[Given task] Go through the material below and copy each line where the word "title" appears.

::::::

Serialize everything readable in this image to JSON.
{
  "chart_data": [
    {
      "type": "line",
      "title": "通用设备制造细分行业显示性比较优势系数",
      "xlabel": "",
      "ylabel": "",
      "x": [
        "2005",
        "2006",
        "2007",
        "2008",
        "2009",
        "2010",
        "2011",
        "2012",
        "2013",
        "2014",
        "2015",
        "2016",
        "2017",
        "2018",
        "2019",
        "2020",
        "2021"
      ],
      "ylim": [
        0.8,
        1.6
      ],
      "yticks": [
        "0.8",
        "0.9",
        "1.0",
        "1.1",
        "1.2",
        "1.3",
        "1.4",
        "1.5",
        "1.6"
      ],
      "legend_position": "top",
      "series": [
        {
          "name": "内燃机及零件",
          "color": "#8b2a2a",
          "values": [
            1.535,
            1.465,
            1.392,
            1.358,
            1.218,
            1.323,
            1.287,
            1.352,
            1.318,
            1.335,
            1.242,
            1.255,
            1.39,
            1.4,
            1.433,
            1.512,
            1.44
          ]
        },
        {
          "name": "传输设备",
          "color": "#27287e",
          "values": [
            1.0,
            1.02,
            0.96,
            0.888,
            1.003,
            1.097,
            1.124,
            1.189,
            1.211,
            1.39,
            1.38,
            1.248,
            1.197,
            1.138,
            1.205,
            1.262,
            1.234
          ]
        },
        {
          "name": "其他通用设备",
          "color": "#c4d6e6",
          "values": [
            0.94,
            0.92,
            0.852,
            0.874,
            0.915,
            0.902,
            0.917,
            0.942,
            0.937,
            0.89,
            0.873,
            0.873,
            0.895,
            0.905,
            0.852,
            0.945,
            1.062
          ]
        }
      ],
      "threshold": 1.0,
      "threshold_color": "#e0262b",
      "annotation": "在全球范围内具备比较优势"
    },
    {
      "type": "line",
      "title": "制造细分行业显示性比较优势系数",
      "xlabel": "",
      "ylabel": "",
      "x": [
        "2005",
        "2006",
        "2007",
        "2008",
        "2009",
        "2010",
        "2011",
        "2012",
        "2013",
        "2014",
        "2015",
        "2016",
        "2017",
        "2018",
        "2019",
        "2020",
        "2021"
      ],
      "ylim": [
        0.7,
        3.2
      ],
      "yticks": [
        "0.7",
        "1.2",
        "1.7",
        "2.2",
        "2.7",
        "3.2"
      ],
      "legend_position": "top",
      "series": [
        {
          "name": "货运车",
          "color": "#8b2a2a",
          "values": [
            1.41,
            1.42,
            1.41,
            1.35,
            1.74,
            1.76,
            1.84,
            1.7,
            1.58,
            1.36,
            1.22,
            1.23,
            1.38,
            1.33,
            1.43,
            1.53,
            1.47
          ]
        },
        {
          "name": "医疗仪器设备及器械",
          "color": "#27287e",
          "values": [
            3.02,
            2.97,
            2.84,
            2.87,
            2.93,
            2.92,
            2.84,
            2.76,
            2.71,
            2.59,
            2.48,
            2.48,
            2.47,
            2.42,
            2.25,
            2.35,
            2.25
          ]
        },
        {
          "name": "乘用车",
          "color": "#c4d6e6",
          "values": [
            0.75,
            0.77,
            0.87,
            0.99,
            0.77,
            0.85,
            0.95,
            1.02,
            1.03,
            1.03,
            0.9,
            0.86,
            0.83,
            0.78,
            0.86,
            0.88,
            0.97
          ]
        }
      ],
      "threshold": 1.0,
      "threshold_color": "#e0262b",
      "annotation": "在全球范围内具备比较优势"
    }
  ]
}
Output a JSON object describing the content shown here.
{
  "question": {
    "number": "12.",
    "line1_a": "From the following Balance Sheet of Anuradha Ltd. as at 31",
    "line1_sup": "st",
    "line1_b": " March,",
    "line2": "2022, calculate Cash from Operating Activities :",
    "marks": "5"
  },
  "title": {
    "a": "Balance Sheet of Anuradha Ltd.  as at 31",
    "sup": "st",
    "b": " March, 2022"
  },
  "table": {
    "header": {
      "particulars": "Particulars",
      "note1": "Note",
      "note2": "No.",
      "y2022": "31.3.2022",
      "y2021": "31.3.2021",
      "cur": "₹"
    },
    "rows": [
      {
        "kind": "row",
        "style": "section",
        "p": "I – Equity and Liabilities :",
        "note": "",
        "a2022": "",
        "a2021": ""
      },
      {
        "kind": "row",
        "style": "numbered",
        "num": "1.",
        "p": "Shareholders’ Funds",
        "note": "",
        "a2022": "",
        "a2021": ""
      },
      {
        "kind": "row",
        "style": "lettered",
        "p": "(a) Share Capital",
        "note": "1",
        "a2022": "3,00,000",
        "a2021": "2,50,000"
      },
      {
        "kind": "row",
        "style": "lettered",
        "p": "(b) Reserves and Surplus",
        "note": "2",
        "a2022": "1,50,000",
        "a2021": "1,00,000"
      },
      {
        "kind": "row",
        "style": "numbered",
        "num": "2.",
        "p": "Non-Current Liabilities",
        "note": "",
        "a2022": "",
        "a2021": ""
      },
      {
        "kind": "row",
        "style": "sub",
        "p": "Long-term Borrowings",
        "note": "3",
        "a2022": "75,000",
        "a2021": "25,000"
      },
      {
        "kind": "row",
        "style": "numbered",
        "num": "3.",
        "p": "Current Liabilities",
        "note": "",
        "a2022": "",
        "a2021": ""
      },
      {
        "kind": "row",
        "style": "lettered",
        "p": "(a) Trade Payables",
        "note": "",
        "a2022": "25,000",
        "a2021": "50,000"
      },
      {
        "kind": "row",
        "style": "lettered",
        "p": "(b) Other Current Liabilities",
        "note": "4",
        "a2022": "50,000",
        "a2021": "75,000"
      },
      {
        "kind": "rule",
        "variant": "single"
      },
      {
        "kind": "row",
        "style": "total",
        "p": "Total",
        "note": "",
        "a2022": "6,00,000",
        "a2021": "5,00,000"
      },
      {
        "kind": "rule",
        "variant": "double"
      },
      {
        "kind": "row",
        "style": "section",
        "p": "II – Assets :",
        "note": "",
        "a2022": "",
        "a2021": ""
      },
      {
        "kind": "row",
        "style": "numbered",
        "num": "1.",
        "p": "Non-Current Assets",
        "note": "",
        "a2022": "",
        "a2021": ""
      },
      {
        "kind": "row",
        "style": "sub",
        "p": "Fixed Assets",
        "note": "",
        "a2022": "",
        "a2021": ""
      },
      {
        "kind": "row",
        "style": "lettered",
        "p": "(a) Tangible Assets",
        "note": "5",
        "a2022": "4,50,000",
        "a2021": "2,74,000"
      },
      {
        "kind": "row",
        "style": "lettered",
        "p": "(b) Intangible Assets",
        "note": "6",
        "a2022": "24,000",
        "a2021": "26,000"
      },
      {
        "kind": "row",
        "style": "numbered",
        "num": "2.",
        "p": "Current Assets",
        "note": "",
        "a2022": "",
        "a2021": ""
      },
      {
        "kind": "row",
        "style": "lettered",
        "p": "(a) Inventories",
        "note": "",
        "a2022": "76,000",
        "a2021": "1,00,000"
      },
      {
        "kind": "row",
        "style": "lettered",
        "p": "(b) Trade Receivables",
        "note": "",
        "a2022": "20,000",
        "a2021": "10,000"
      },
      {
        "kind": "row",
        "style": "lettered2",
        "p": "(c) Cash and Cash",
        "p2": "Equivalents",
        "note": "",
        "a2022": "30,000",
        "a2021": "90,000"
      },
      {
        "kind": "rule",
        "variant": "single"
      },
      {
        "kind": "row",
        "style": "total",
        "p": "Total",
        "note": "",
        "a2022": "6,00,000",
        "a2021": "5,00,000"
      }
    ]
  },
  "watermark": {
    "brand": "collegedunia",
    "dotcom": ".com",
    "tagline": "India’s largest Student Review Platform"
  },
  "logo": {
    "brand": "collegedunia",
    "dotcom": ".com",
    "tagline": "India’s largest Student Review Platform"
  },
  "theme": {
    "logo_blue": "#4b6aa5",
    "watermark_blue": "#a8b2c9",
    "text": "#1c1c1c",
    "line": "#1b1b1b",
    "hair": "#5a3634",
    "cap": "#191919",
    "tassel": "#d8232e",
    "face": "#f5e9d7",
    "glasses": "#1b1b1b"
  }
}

::::::

[Task solution]
      "title": "通用设备制造细分行业显示性比较优势系数",
      "title": "制造细分行业显示性比较优势系数",
  "title": {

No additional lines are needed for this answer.